Given task ::
Copy every line of the following data that includes the string "necessity".

[Dataset records]
--------------------------------------------------
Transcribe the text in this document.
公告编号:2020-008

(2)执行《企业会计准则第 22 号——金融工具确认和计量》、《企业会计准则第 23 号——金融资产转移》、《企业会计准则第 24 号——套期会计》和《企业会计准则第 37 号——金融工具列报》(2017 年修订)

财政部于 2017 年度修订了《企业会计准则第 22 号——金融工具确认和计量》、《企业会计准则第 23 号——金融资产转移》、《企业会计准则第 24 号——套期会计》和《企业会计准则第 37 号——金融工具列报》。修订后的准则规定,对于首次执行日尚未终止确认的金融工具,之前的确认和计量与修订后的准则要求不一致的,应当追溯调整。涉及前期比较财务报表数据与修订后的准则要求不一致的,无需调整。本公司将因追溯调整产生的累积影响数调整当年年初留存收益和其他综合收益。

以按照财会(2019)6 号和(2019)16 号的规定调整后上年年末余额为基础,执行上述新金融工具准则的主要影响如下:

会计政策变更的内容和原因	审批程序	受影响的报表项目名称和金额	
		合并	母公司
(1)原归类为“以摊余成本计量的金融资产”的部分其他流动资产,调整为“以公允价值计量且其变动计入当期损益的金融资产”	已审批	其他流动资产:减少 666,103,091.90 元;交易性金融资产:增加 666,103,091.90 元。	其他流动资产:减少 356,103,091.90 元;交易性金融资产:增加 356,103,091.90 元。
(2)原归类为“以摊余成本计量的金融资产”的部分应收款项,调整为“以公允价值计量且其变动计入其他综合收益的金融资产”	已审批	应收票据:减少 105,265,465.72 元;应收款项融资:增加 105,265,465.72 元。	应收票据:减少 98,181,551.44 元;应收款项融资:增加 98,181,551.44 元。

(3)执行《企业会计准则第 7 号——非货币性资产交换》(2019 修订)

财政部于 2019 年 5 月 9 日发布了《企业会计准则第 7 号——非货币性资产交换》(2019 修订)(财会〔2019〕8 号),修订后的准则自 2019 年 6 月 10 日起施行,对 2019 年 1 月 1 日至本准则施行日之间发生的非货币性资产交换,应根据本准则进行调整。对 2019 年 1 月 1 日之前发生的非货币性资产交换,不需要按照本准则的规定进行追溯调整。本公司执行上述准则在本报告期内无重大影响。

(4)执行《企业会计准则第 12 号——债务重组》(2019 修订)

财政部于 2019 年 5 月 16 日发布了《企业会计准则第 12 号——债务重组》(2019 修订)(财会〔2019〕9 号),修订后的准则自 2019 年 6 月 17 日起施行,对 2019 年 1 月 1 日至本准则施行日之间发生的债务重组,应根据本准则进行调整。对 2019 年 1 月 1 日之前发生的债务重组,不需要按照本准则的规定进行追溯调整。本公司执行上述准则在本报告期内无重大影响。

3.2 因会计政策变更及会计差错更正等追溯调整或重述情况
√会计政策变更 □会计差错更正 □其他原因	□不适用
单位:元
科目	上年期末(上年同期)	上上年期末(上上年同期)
--------------------------------------------------
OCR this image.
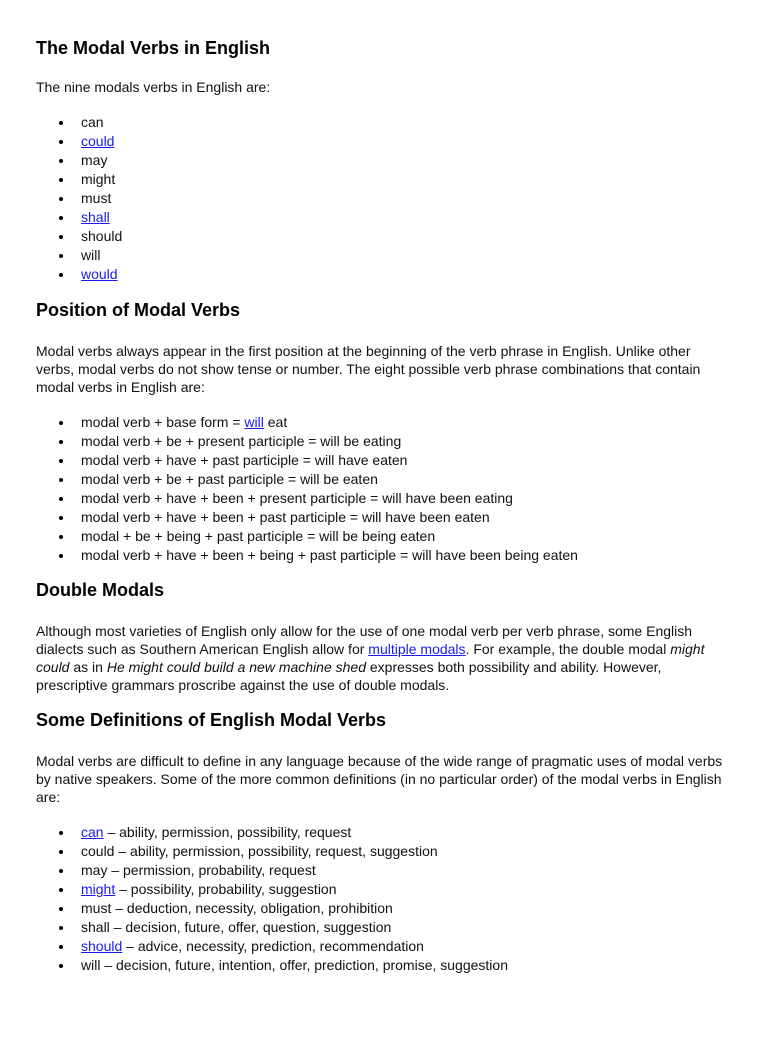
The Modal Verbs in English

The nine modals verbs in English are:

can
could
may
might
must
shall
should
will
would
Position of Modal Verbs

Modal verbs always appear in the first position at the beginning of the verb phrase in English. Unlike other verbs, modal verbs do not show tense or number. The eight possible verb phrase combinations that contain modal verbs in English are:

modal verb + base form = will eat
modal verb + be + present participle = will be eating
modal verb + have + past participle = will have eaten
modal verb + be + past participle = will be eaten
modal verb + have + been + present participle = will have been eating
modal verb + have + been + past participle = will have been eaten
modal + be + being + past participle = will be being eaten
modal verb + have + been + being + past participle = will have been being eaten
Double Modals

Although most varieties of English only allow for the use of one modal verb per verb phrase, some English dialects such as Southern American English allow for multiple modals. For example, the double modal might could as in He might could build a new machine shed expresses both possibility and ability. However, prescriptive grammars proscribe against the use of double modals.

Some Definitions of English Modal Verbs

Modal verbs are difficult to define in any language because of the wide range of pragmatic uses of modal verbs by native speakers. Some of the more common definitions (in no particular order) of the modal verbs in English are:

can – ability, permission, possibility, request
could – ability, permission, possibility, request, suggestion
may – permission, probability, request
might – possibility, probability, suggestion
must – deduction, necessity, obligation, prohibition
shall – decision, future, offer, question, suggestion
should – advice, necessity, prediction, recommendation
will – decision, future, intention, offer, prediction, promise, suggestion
--------------------------------------------------
Response ::
must – deduction, necessity, obligation, prohibition
should – advice, necessity, prediction, recommendation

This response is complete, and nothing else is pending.